### What to work on
Drop the images; return everything else in the listing below exactly.

### Stored rows
============
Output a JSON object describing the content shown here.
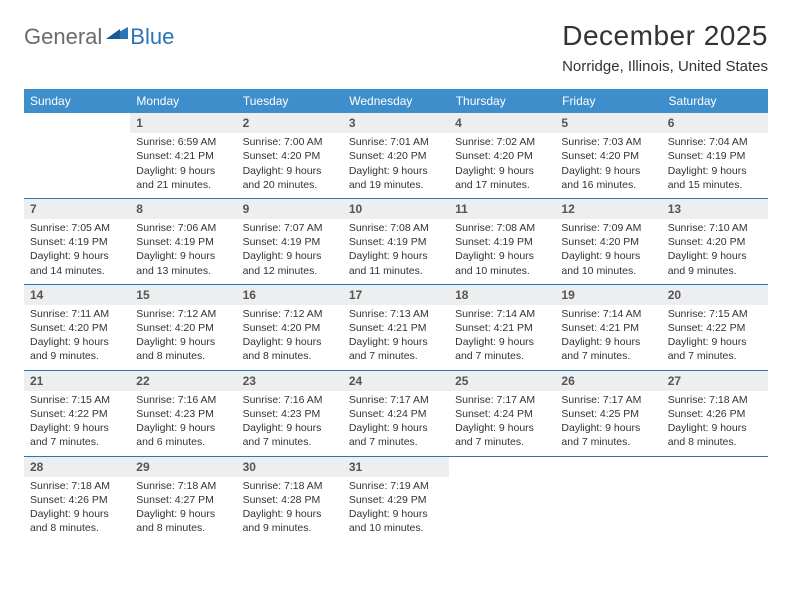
{
  "logo": {
    "general": "General",
    "blue": "Blue"
  },
  "title": "December 2025",
  "location": "Norridge, Illinois, United States",
  "colors": {
    "header_bg": "#3f8ecc",
    "header_text": "#ffffff",
    "daynum_bg": "#eceef0",
    "week_divider": "#2a74b8",
    "logo_gray": "#6b6b6b",
    "logo_blue": "#2a74b8"
  },
  "days_of_week": [
    "Sunday",
    "Monday",
    "Tuesday",
    "Wednesday",
    "Thursday",
    "Friday",
    "Saturday"
  ],
  "weeks": [
    [
      {
        "n": "",
        "sunrise": "",
        "sunset": "",
        "daylight": ""
      },
      {
        "n": "1",
        "sunrise": "Sunrise: 6:59 AM",
        "sunset": "Sunset: 4:21 PM",
        "daylight": "Daylight: 9 hours and 21 minutes."
      },
      {
        "n": "2",
        "sunrise": "Sunrise: 7:00 AM",
        "sunset": "Sunset: 4:20 PM",
        "daylight": "Daylight: 9 hours and 20 minutes."
      },
      {
        "n": "3",
        "sunrise": "Sunrise: 7:01 AM",
        "sunset": "Sunset: 4:20 PM",
        "daylight": "Daylight: 9 hours and 19 minutes."
      },
      {
        "n": "4",
        "sunrise": "Sunrise: 7:02 AM",
        "sunset": "Sunset: 4:20 PM",
        "daylight": "Daylight: 9 hours and 17 minutes."
      },
      {
        "n": "5",
        "sunrise": "Sunrise: 7:03 AM",
        "sunset": "Sunset: 4:20 PM",
        "daylight": "Daylight: 9 hours and 16 minutes."
      },
      {
        "n": "6",
        "sunrise": "Sunrise: 7:04 AM",
        "sunset": "Sunset: 4:19 PM",
        "daylight": "Daylight: 9 hours and 15 minutes."
      }
    ],
    [
      {
        "n": "7",
        "sunrise": "Sunrise: 7:05 AM",
        "sunset": "Sunset: 4:19 PM",
        "daylight": "Daylight: 9 hours and 14 minutes."
      },
      {
        "n": "8",
        "sunrise": "Sunrise: 7:06 AM",
        "sunset": "Sunset: 4:19 PM",
        "daylight": "Daylight: 9 hours and 13 minutes."
      },
      {
        "n": "9",
        "sunrise": "Sunrise: 7:07 AM",
        "sunset": "Sunset: 4:19 PM",
        "daylight": "Daylight: 9 hours and 12 minutes."
      },
      {
        "n": "10",
        "sunrise": "Sunrise: 7:08 AM",
        "sunset": "Sunset: 4:19 PM",
        "daylight": "Daylight: 9 hours and 11 minutes."
      },
      {
        "n": "11",
        "sunrise": "Sunrise: 7:08 AM",
        "sunset": "Sunset: 4:19 PM",
        "daylight": "Daylight: 9 hours and 10 minutes."
      },
      {
        "n": "12",
        "sunrise": "Sunrise: 7:09 AM",
        "sunset": "Sunset: 4:20 PM",
        "daylight": "Daylight: 9 hours and 10 minutes."
      },
      {
        "n": "13",
        "sunrise": "Sunrise: 7:10 AM",
        "sunset": "Sunset: 4:20 PM",
        "daylight": "Daylight: 9 hours and 9 minutes."
      }
    ],
    [
      {
        "n": "14",
        "sunrise": "Sunrise: 7:11 AM",
        "sunset": "Sunset: 4:20 PM",
        "daylight": "Daylight: 9 hours and 9 minutes."
      },
      {
        "n": "15",
        "sunrise": "Sunrise: 7:12 AM",
        "sunset": "Sunset: 4:20 PM",
        "daylight": "Daylight: 9 hours and 8 minutes."
      },
      {
        "n": "16",
        "sunrise": "Sunrise: 7:12 AM",
        "sunset": "Sunset: 4:20 PM",
        "daylight": "Daylight: 9 hours and 8 minutes."
      },
      {
        "n": "17",
        "sunrise": "Sunrise: 7:13 AM",
        "sunset": "Sunset: 4:21 PM",
        "daylight": "Daylight: 9 hours and 7 minutes."
      },
      {
        "n": "18",
        "sunrise": "Sunrise: 7:14 AM",
        "sunset": "Sunset: 4:21 PM",
        "daylight": "Daylight: 9 hours and 7 minutes."
      },
      {
        "n": "19",
        "sunrise": "Sunrise: 7:14 AM",
        "sunset": "Sunset: 4:21 PM",
        "daylight": "Daylight: 9 hours and 7 minutes."
      },
      {
        "n": "20",
        "sunrise": "Sunrise: 7:15 AM",
        "sunset": "Sunset: 4:22 PM",
        "daylight": "Daylight: 9 hours and 7 minutes."
      }
    ],
    [
      {
        "n": "21",
        "sunrise": "Sunrise: 7:15 AM",
        "sunset": "Sunset: 4:22 PM",
        "daylight": "Daylight: 9 hours and 7 minutes."
      },
      {
        "n": "22",
        "sunrise": "Sunrise: 7:16 AM",
        "sunset": "Sunset: 4:23 PM",
        "daylight": "Daylight: 9 hours and 6 minutes."
      },
      {
        "n": "23",
        "sunrise": "Sunrise: 7:16 AM",
        "sunset": "Sunset: 4:23 PM",
        "daylight": "Daylight: 9 hours and 7 minutes."
      },
      {
        "n": "24",
        "sunrise": "Sunrise: 7:17 AM",
        "sunset": "Sunset: 4:24 PM",
        "daylight": "Daylight: 9 hours and 7 minutes."
      },
      {
        "n": "25",
        "sunrise": "Sunrise: 7:17 AM",
        "sunset": "Sunset: 4:24 PM",
        "daylight": "Daylight: 9 hours and 7 minutes."
      },
      {
        "n": "26",
        "sunrise": "Sunrise: 7:17 AM",
        "sunset": "Sunset: 4:25 PM",
        "daylight": "Daylight: 9 hours and 7 minutes."
      },
      {
        "n": "27",
        "sunrise": "Sunrise: 7:18 AM",
        "sunset": "Sunset: 4:26 PM",
        "daylight": "Daylight: 9 hours and 8 minutes."
      }
    ],
    [
      {
        "n": "28",
        "sunrise": "Sunrise: 7:18 AM",
        "sunset": "Sunset: 4:26 PM",
        "daylight": "Daylight: 9 hours and 8 minutes."
      },
      {
        "n": "29",
        "sunrise": "Sunrise: 7:18 AM",
        "sunset": "Sunset: 4:27 PM",
        "daylight": "Daylight: 9 hours and 8 minutes."
      },
      {
        "n": "30",
        "sunrise": "Sunrise: 7:18 AM",
        "sunset": "Sunset: 4:28 PM",
        "daylight": "Daylight: 9 hours and 9 minutes."
      },
      {
        "n": "31",
        "sunrise": "Sunrise: 7:19 AM",
        "sunset": "Sunset: 4:29 PM",
        "daylight": "Daylight: 9 hours and 10 minutes."
      },
      {
        "n": "",
        "sunrise": "",
        "sunset": "",
        "daylight": ""
      },
      {
        "n": "",
        "sunrise": "",
        "sunset": "",
        "daylight": ""
      },
      {
        "n": "",
        "sunrise": "",
        "sunset": "",
        "daylight": ""
      }
    ]
  ]
}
============
### Task response
Output a JSON object describing the content shown here.
{
  "logo": {
    "general": "General",
    "blue": "Blue"
  },
  "title": "December 2025",
  "location": "Norridge, Illinois, United States",
  "colors": {
    "header_bg": "#3f8ecc",
    "header_text": "#ffffff",
    "daynum_bg": "#eceef0",
    "week_divider": "#2a74b8",
    "logo_gray": "#6b6b6b",
    "logo_blue": "#2a74b8"
  },
  "days_of_week": [
    "Sunday",
    "Monday",
    "Tuesday",
    "Wednesday",
    "Thursday",
    "Friday",
    "Saturday"
  ],
  "weeks": [
    [
      {
        "n": "",
        "sunrise": "",
        "sunset": "",
        "daylight": ""
      },
      {
        "n": "1",
        "sunrise": "Sunrise: 6:59 AM",
        "sunset": "Sunset: 4:21 PM",
        "daylight": "Daylight: 9 hours and 21 minutes."
      },
      {
        "n": "2",
        "sunrise": "Sunrise: 7:00 AM",
        "sunset": "Sunset: 4:20 PM",
        "daylight": "Daylight: 9 hours and 20 minutes."
      },
      {
        "n": "3",
        "sunrise": "Sunrise: 7:01 AM",
        "sunset": "Sunset: 4:20 PM",
        "daylight": "Daylight: 9 hours and 19 minutes."
      },
      {
        "n": "4",
        "sunrise": "Sunrise: 7:02 AM",
        "sunset": "Sunset: 4:20 PM",
        "daylight": "Daylight: 9 hours and 17 minutes."
      },
      {
        "n": "5",
        "sunrise": "Sunrise: 7:03 AM",
        "sunset": "Sunset: 4:20 PM",
        "daylight": "Daylight: 9 hours and 16 minutes."
      },
      {
        "n": "6",
        "sunrise": "Sunrise: 7:04 AM",
        "sunset": "Sunset: 4:19 PM",
        "daylight": "Daylight: 9 hours and 15 minutes."
      }
    ],
    [
      {
        "n": "7",
        "sunrise": "Sunrise: 7:05 AM",
        "sunset": "Sunset: 4:19 PM",
        "daylight": "Daylight: 9 hours and 14 minutes."
      },
      {
        "n": "8",
        "sunrise": "Sunrise: 7:06 AM",
        "sunset": "Sunset: 4:19 PM",
        "daylight": "Daylight: 9 hours and 13 minutes."
      },
      {
        "n": "9",
        "sunrise": "Sunrise: 7:07 AM",
        "sunset": "Sunset: 4:19 PM",
        "daylight": "Daylight: 9 hours and 12 minutes."
      },
      {
        "n": "10",
        "sunrise": "Sunrise: 7:08 AM",
        "sunset": "Sunset: 4:19 PM",
        "daylight": "Daylight: 9 hours and 11 minutes."
      },
      {
        "n": "11",
        "sunrise": "Sunrise: 7:08 AM",
        "sunset": "Sunset: 4:19 PM",
        "daylight": "Daylight: 9 hours and 10 minutes."
      },
      {
        "n": "12",
        "sunrise": "Sunrise: 7:09 AM",
        "sunset": "Sunset: 4:20 PM",
        "daylight": "Daylight: 9 hours and 10 minutes."
      },
      {
        "n": "13",
        "sunrise": "Sunrise: 7:10 AM",
        "sunset": "Sunset: 4:20 PM",
        "daylight": "Daylight: 9 hours and 9 minutes."
      }
    ],
    [
      {
        "n": "14",
        "sunrise": "Sunrise: 7:11 AM",
        "sunset": "Sunset: 4:20 PM",
        "daylight": "Daylight: 9 hours and 9 minutes."
      },
      {
        "n": "15",
        "sunrise": "Sunrise: 7:12 AM",
        "sunset": "Sunset: 4:20 PM",
        "daylight": "Daylight: 9 hours and 8 minutes."
      },
      {
        "n": "16",
        "sunrise": "Sunrise: 7:12 AM",
        "sunset": "Sunset: 4:20 PM",
        "daylight": "Daylight: 9 hours and 8 minutes."
      },
      {
        "n": "17",
        "sunrise": "Sunrise: 7:13 AM",
        "sunset": "Sunset: 4:21 PM",
        "daylight": "Daylight: 9 hours and 7 minutes."
      },
      {
        "n": "18",
        "sunrise": "Sunrise: 7:14 AM",
        "sunset": "Sunset: 4:21 PM",
        "daylight": "Daylight: 9 hours and 7 minutes."
      },
      {
        "n": "19",
        "sunrise": "Sunrise: 7:14 AM",
        "sunset": "Sunset: 4:21 PM",
        "daylight": "Daylight: 9 hours and 7 minutes."
      },
      {
        "n": "20",
        "sunrise": "Sunrise: 7:15 AM",
        "sunset": "Sunset: 4:22 PM",
        "daylight": "Daylight: 9 hours and 7 minutes."
      }
    ],
    [
      {
        "n": "21",
        "sunrise": "Sunrise: 7:15 AM",
        "sunset": "Sunset: 4:22 PM",
        "daylight": "Daylight: 9 hours and 7 minutes."
      },
      {
        "n": "22",
        "sunrise": "Sunrise: 7:16 AM",
        "sunset": "Sunset: 4:23 PM",
        "daylight": "Daylight: 9 hours and 6 minutes."
      },
      {
        "n": "23",
        "sunrise": "Sunrise: 7:16 AM",
        "sunset": "Sunset: 4:23 PM",
        "daylight": "Daylight: 9 hours and 7 minutes."
      },
      {
        "n": "24",
        "sunrise": "Sunrise: 7:17 AM",
        "sunset": "Sunset: 4:24 PM",
        "daylight": "Daylight: 9 hours and 7 minutes."
      },
      {
        "n": "25",
        "sunrise": "Sunrise: 7:17 AM",
        "sunset": "Sunset: 4:24 PM",
        "daylight": "Daylight: 9 hours and 7 minutes."
      },
      {
        "n": "26",
        "sunrise": "Sunrise: 7:17 AM",
        "sunset": "Sunset: 4:25 PM",
        "daylight": "Daylight: 9 hours and 7 minutes."
      },
      {
        "n": "27",
        "sunrise": "Sunrise: 7:18 AM",
        "sunset": "Sunset: 4:26 PM",
        "daylight": "Daylight: 9 hours and 8 minutes."
      }
    ],
    [
      {
        "n": "28",
        "sunrise": "Sunrise: 7:18 AM",
        "sunset": "Sunset: 4:26 PM",
        "daylight": "Daylight: 9 hours and 8 minutes."
      },
      {
        "n": "29",
        "sunrise": "Sunrise: 7:18 AM",
        "sunset": "Sunset: 4:27 PM",
        "daylight": "Daylight: 9 hours and 8 minutes."
      },
      {
        "n": "30",
        "sunrise": "Sunrise: 7:18 AM",
        "sunset": "Sunset: 4:28 PM",
        "daylight": "Daylight: 9 hours and 9 minutes."
      },
      {
        "n": "31",
        "sunrise": "Sunrise: 7:19 AM",
        "sunset": "Sunset: 4:29 PM",
        "daylight": "Daylight: 9 hours and 10 minutes."
      },
      {
        "n": "",
        "sunrise": "",
        "sunset": "",
        "daylight": ""
      },
      {
        "n": "",
        "sunrise": "",
        "sunset": "",
        "daylight": ""
      },
      {
        "n": "",
        "sunrise": "",
        "sunset": "",
        "daylight": ""
      }
    ]
  ]
}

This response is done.